## [EXERCISE REQUIREMENTS]
Review the listing and copy each line that holds the word "xlabel".

----- RAW DATA

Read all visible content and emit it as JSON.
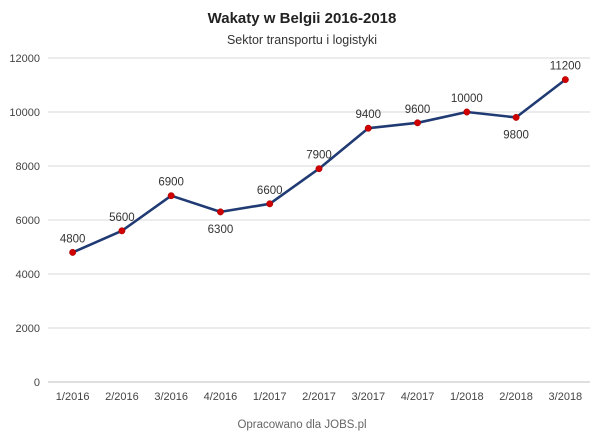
{
  "chart_data": {
    "type": "line",
    "title": "Wakaty w Belgii 2016-2018",
    "subtitle": "Sektor transportu i logistyki",
    "xlabel": "",
    "ylabel": "",
    "footer": "Opracowano dla JOBS.pl",
    "categories": [
      "1/2016",
      "2/2016",
      "3/2016",
      "4/2016",
      "1/2017",
      "2/2017",
      "3/2017",
      "4/2017",
      "1/2018",
      "2/2018",
      "3/2018"
    ],
    "series": [
      {
        "values": [
          4800,
          5600,
          6900,
          6300,
          6600,
          7900,
          9400,
          9600,
          10000,
          9800,
          11200
        ],
        "labels": [
          "4800",
          "5600",
          "6900",
          "6300",
          "6600",
          "7900",
          "9400",
          "9600",
          "10000",
          "9800",
          "11200"
        ],
        "label_side": [
          "above",
          "above",
          "above",
          "below",
          "above",
          "above",
          "above",
          "above",
          "above",
          "below",
          "above"
        ],
        "line_color": "#203b73",
        "point_color": "#d00000"
      }
    ],
    "ylim": [
      0,
      12000
    ],
    "yticks": [
      0,
      2000,
      4000,
      6000,
      8000,
      10000,
      12000
    ],
    "ytick_labels": [
      "0",
      "2000",
      "4000",
      "6000",
      "8000",
      "10000",
      "12000"
    ],
    "grid": true,
    "legend": "none"
  }
}
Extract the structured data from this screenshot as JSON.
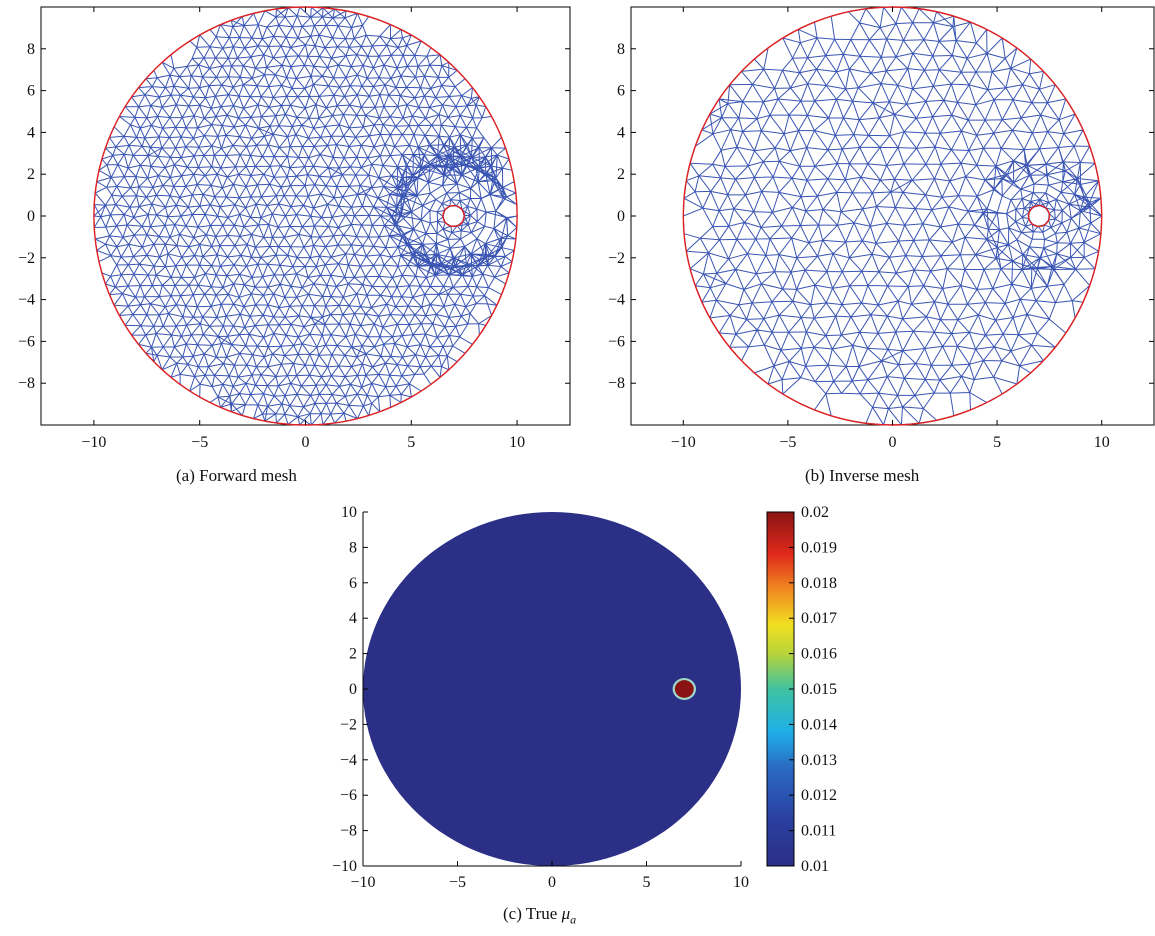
{
  "chart_data": [
    {
      "type": "mesh",
      "caption": "(a)  Forward mesh",
      "xlim": [
        -12.5,
        12.5
      ],
      "ylim": [
        -10,
        10
      ],
      "x_ticks": [
        -10,
        -5,
        0,
        5,
        10
      ],
      "y_ticks": [
        -8,
        -6,
        -4,
        -2,
        0,
        2,
        4,
        6,
        8
      ],
      "domain": {
        "center": [
          0,
          0
        ],
        "radius": 10
      },
      "inclusion": {
        "center": [
          7,
          0
        ],
        "radius": 0.5
      },
      "mesh_color": "#3a55b4",
      "boundary_color": "#e02020",
      "density": "fine"
    },
    {
      "type": "mesh",
      "caption": "(b)  Inverse mesh",
      "xlim": [
        -12.5,
        12.5
      ],
      "ylim": [
        -10,
        10
      ],
      "x_ticks": [
        -10,
        -5,
        0,
        5,
        10
      ],
      "y_ticks": [
        -8,
        -6,
        -4,
        -2,
        0,
        2,
        4,
        6,
        8
      ],
      "domain": {
        "center": [
          0,
          0
        ],
        "radius": 10
      },
      "inclusion": {
        "center": [
          7,
          0
        ],
        "radius": 0.5
      },
      "mesh_color": "#3a55b4",
      "boundary_color": "#e02020",
      "density": "coarse"
    },
    {
      "type": "heatmap",
      "caption_prefix": "(c)  True ",
      "caption_symbol": "μ",
      "caption_subscript": "a",
      "xlim": [
        -10,
        10
      ],
      "ylim": [
        -10,
        10
      ],
      "x_ticks": [
        -10,
        -5,
        0,
        5,
        10
      ],
      "y_ticks": [
        -10,
        -8,
        -6,
        -4,
        -2,
        0,
        2,
        4,
        6,
        8,
        10
      ],
      "background_value": 0.01,
      "inclusion": {
        "center": [
          7,
          0
        ],
        "radius": 0.5,
        "value": 0.02
      },
      "colorbar": {
        "min": 0.01,
        "max": 0.02,
        "ticks": [
          "0.01",
          "0.011",
          "0.012",
          "0.013",
          "0.014",
          "0.015",
          "0.016",
          "0.017",
          "0.018",
          "0.019",
          "0.02"
        ],
        "colormap": "jet"
      }
    }
  ]
}
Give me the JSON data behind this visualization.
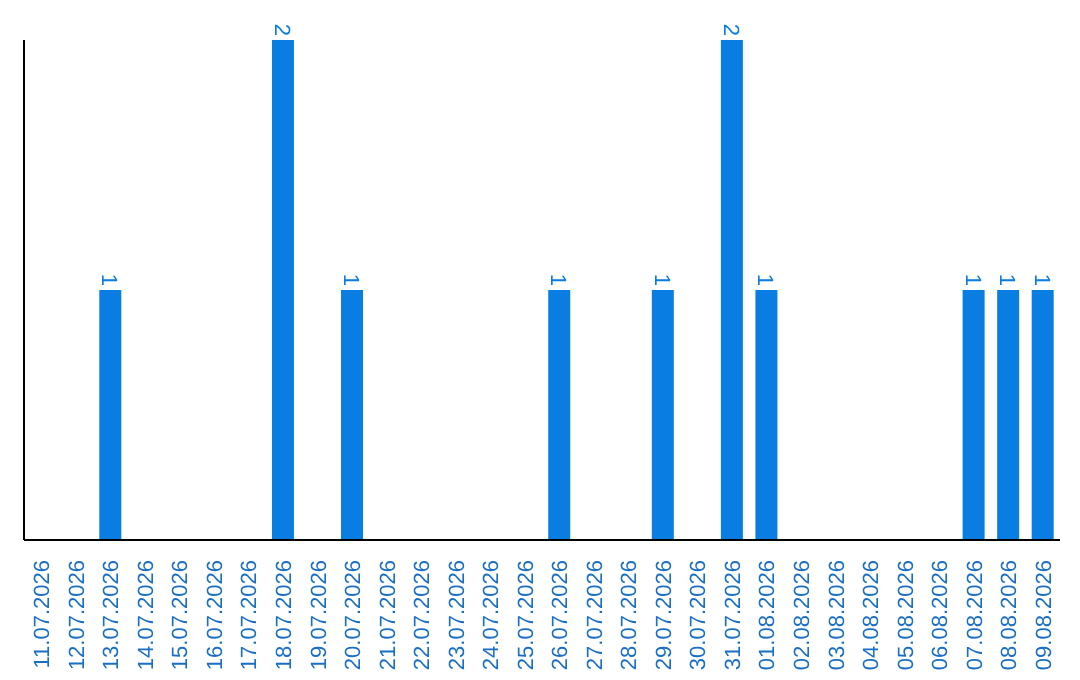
{
  "chart_data": {
    "type": "bar",
    "categories": [
      "11.07.2026",
      "12.07.2026",
      "13.07.2026",
      "14.07.2026",
      "15.07.2026",
      "16.07.2026",
      "17.07.2026",
      "18.07.2026",
      "19.07.2026",
      "20.07.2026",
      "21.07.2026",
      "22.07.2026",
      "23.07.2026",
      "24.07.2026",
      "25.07.2026",
      "26.07.2026",
      "27.07.2026",
      "28.07.2026",
      "29.07.2026",
      "30.07.2026",
      "31.07.2026",
      "01.08.2026",
      "02.08.2026",
      "03.08.2026",
      "04.08.2026",
      "05.08.2026",
      "06.08.2026",
      "07.08.2026",
      "08.08.2026",
      "09.08.2026"
    ],
    "values": [
      0,
      0,
      1,
      0,
      0,
      0,
      0,
      2,
      0,
      1,
      0,
      0,
      0,
      0,
      0,
      1,
      0,
      0,
      1,
      0,
      2,
      1,
      0,
      0,
      0,
      0,
      0,
      1,
      1,
      1
    ],
    "value_labels": [
      null,
      null,
      "1",
      null,
      null,
      null,
      null,
      "2",
      null,
      "1",
      null,
      null,
      null,
      null,
      null,
      "1",
      null,
      null,
      "1",
      null,
      "2",
      "1",
      null,
      null,
      null,
      null,
      null,
      "1",
      "1",
      "1"
    ],
    "color": "#0a7de3",
    "grid": false,
    "legend": false
  }
}
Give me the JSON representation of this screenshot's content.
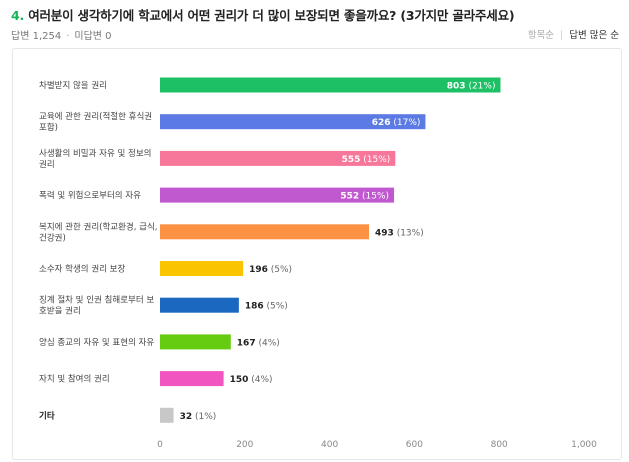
{
  "header": {
    "question_number": "4.",
    "question_text": " 여러분이 생각하기에 학교에서 어떤 권리가 더 많이 보장되면 좋을까요? (3가지만 골라주세요)",
    "answers": "답변 1,254",
    "dot": "·",
    "unanswered": "미답변 0",
    "sort_options": [
      "항목순",
      "답변 많은 순"
    ],
    "sort_separator": "|"
  },
  "colors": {
    "accent": "#1ab35a"
  },
  "chart_data": {
    "type": "bar",
    "orientation": "horizontal",
    "xlim": [
      0,
      1000
    ],
    "x_ticks": [
      "0",
      "200",
      "400",
      "600",
      "800",
      "1,000"
    ],
    "categories": [
      {
        "label_lines": [
          "차별받지 않을 권리"
        ],
        "value": 803,
        "value_label": "803",
        "pct": "(21%)",
        "color": "#1ec065",
        "bold_label": false
      },
      {
        "label_lines": [
          "교육에 관한 권리(적절한 휴식권",
          "포함)"
        ],
        "value": 626,
        "value_label": "626",
        "pct": "(17%)",
        "color": "#5b7ae3",
        "bold_label": false
      },
      {
        "label_lines": [
          "사생활의 비밀과 자유 및 정보의",
          "권리"
        ],
        "value": 555,
        "value_label": "555",
        "pct": "(15%)",
        "color": "#f7779a",
        "bold_label": false
      },
      {
        "label_lines": [
          "폭력 및 위험으로부터의 자유"
        ],
        "value": 552,
        "value_label": "552",
        "pct": "(15%)",
        "color": "#c058cf",
        "bold_label": false
      },
      {
        "label_lines": [
          "복지에 관한 권리(학교환경, 급식,",
          "건강권)"
        ],
        "value": 493,
        "value_label": "493",
        "pct": "(13%)",
        "color": "#fb9142",
        "bold_label": false
      },
      {
        "label_lines": [
          "소수자 학생의 권리 보장"
        ],
        "value": 196,
        "value_label": "196",
        "pct": "(5%)",
        "color": "#fbc400",
        "bold_label": false
      },
      {
        "label_lines": [
          "징계 절차 및 인권 침해로부터 보",
          "호받을 권리"
        ],
        "value": 186,
        "value_label": "186",
        "pct": "(5%)",
        "color": "#1a68bf",
        "bold_label": false
      },
      {
        "label_lines": [
          "양심 종교의 자유 및 표현의 자유"
        ],
        "value": 167,
        "value_label": "167",
        "pct": "(4%)",
        "color": "#65cc12",
        "bold_label": false
      },
      {
        "label_lines": [
          "자치 및 참여의 권리"
        ],
        "value": 150,
        "value_label": "150",
        "pct": "(4%)",
        "color": "#f155bf",
        "bold_label": false
      },
      {
        "label_lines": [
          "기타"
        ],
        "value": 32,
        "value_label": "32",
        "pct": "(1%)",
        "color": "#c8c8c8",
        "bold_label": true
      }
    ]
  }
}
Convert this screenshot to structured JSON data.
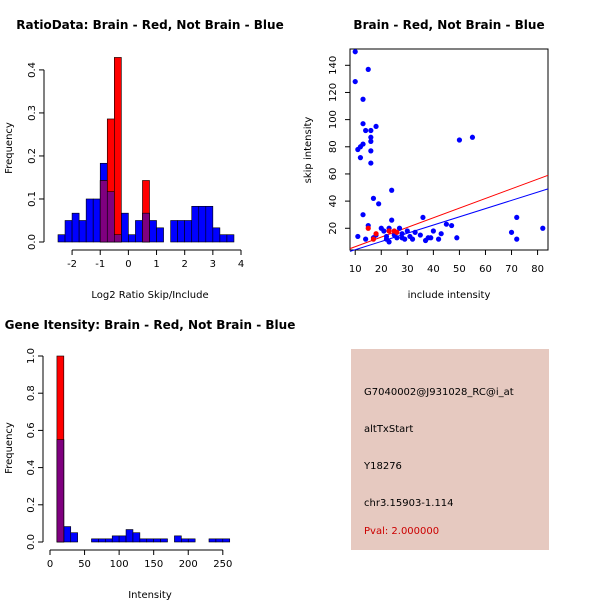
{
  "colors": {
    "red": "#ff0000",
    "blue": "#0000ff",
    "overlap": "#7f007f",
    "panel": "#e6c9c0",
    "pval": "#cc0000"
  },
  "chart_data": [
    {
      "type": "histogram",
      "title": "RatioData: Brain - Red, Not Brain - Blue",
      "xlabel": "Log2 Ratio Skip/Include",
      "ylabel": "Frequency",
      "xlim": [
        -2.5,
        4.0
      ],
      "ylim": [
        0,
        0.43
      ],
      "xticks": [
        -2,
        -1,
        0,
        1,
        2,
        3,
        4
      ],
      "yticks": [
        0.0,
        0.1,
        0.2,
        0.3,
        0.4
      ],
      "ytick_labels": [
        "0.0",
        "0.1",
        "0.2",
        "0.3",
        "0.4"
      ],
      "bin_width": 0.25,
      "series": [
        {
          "name": "Not Brain",
          "color": "blue",
          "bins": [
            [
              -2.5,
              0.017
            ],
            [
              -2.25,
              0.05
            ],
            [
              -2.0,
              0.067
            ],
            [
              -1.75,
              0.05
            ],
            [
              -1.5,
              0.1
            ],
            [
              -1.25,
              0.1
            ],
            [
              -1.0,
              0.183
            ],
            [
              -0.75,
              0.117
            ],
            [
              -0.5,
              0.017
            ],
            [
              -0.25,
              0.067
            ],
            [
              0.0,
              0.017
            ],
            [
              0.25,
              0.05
            ],
            [
              0.5,
              0.067
            ],
            [
              0.75,
              0.05
            ],
            [
              1.0,
              0.033
            ],
            [
              1.5,
              0.05
            ],
            [
              1.75,
              0.05
            ],
            [
              2.0,
              0.05
            ],
            [
              2.25,
              0.083
            ],
            [
              2.5,
              0.083
            ],
            [
              2.75,
              0.083
            ],
            [
              3.0,
              0.033
            ],
            [
              3.25,
              0.017
            ],
            [
              3.5,
              0.017
            ]
          ]
        },
        {
          "name": "Brain",
          "color": "red",
          "bins": [
            [
              -1.0,
              0.143
            ],
            [
              -0.75,
              0.286
            ],
            [
              -0.5,
              0.429
            ],
            [
              0.5,
              0.143
            ]
          ]
        }
      ]
    },
    {
      "type": "scatter",
      "title": "Brain - Red, Not Brain - Blue",
      "xlabel": "include intensity",
      "ylabel": "skip intensity",
      "xlim": [
        8,
        84
      ],
      "ylim": [
        4,
        152
      ],
      "xticks": [
        10,
        20,
        30,
        40,
        50,
        60,
        70,
        80
      ],
      "yticks": [
        20,
        40,
        60,
        80,
        100,
        120,
        140
      ],
      "lines": [
        {
          "color": "red",
          "x": [
            8,
            84
          ],
          "y": [
            5,
            59
          ]
        },
        {
          "color": "blue",
          "x": [
            8,
            84
          ],
          "y": [
            3,
            49
          ]
        }
      ],
      "series": [
        {
          "name": "Not Brain",
          "color": "blue",
          "points": [
            [
              10,
              150
            ],
            [
              10,
              128
            ],
            [
              11,
              78
            ],
            [
              11,
              14
            ],
            [
              12,
              80
            ],
            [
              12,
              72
            ],
            [
              13,
              115
            ],
            [
              13,
              97
            ],
            [
              13,
              82
            ],
            [
              13,
              30
            ],
            [
              14,
              92
            ],
            [
              14,
              12
            ],
            [
              15,
              137
            ],
            [
              15,
              22
            ],
            [
              16,
              92
            ],
            [
              16,
              87
            ],
            [
              16,
              84
            ],
            [
              16,
              77
            ],
            [
              16,
              68
            ],
            [
              17,
              42
            ],
            [
              17,
              13
            ],
            [
              18,
              95
            ],
            [
              18,
              15
            ],
            [
              19,
              38
            ],
            [
              20,
              20
            ],
            [
              21,
              18
            ],
            [
              22,
              12
            ],
            [
              22,
              14
            ],
            [
              23,
              20
            ],
            [
              23,
              10
            ],
            [
              24,
              48
            ],
            [
              24,
              26
            ],
            [
              25,
              15
            ],
            [
              26,
              13
            ],
            [
              27,
              20
            ],
            [
              28,
              16
            ],
            [
              28,
              13
            ],
            [
              29,
              12
            ],
            [
              30,
              18
            ],
            [
              31,
              14
            ],
            [
              32,
              12
            ],
            [
              33,
              17
            ],
            [
              35,
              15
            ],
            [
              36,
              28
            ],
            [
              37,
              11
            ],
            [
              38,
              13
            ],
            [
              39,
              13
            ],
            [
              40,
              18
            ],
            [
              42,
              12
            ],
            [
              43,
              16
            ],
            [
              45,
              23
            ],
            [
              47,
              22
            ],
            [
              49,
              13
            ],
            [
              50,
              85
            ],
            [
              55,
              87
            ],
            [
              70,
              17
            ],
            [
              72,
              28
            ],
            [
              72,
              12
            ],
            [
              82,
              20
            ]
          ]
        },
        {
          "name": "Brain",
          "color": "red",
          "points": [
            [
              15,
              20
            ],
            [
              17,
              12
            ],
            [
              18,
              16
            ],
            [
              23,
              18
            ],
            [
              25,
              18
            ],
            [
              26,
              17
            ]
          ]
        }
      ]
    },
    {
      "type": "histogram",
      "title": "Gene Itensity: Brain - Red, Not Brain - Blue",
      "xlabel": "Intensity",
      "ylabel": "Frequency",
      "xlim": [
        0,
        285
      ],
      "ylim": [
        0,
        1.0
      ],
      "xticks": [
        0,
        50,
        100,
        150,
        200,
        250
      ],
      "yticks": [
        0.0,
        0.2,
        0.4,
        0.6,
        0.8,
        1.0
      ],
      "ytick_labels": [
        "0.0",
        "0.2",
        "0.4",
        "0.6",
        "0.8",
        "1.0"
      ],
      "bin_width": 10,
      "series": [
        {
          "name": "Not Brain",
          "color": "blue",
          "bins": [
            [
              10,
              0.55
            ],
            [
              20,
              0.083
            ],
            [
              30,
              0.05
            ],
            [
              60,
              0.017
            ],
            [
              70,
              0.017
            ],
            [
              80,
              0.017
            ],
            [
              90,
              0.033
            ],
            [
              100,
              0.033
            ],
            [
              110,
              0.067
            ],
            [
              120,
              0.05
            ],
            [
              130,
              0.017
            ],
            [
              140,
              0.017
            ],
            [
              150,
              0.017
            ],
            [
              160,
              0.017
            ],
            [
              180,
              0.033
            ],
            [
              190,
              0.017
            ],
            [
              200,
              0.017
            ],
            [
              230,
              0.017
            ],
            [
              240,
              0.017
            ],
            [
              250,
              0.017
            ]
          ]
        },
        {
          "name": "Brain",
          "color": "red",
          "bins": [
            [
              10,
              1.0
            ]
          ]
        }
      ]
    }
  ],
  "info": {
    "probe_id": "G7040002@J931028_RC@i_at",
    "event_type": "altTxStart",
    "gene": "Y18276",
    "location": "chr3.15903-1.114",
    "pval": "Pval: 2.000000"
  }
}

----------

## [RESPONSE]
    "xlabel": "",
      "xlabel": "Log2 Ratio Skip/Include",
      "xlabel": "include intensity",
      "xlabel": "Intensity",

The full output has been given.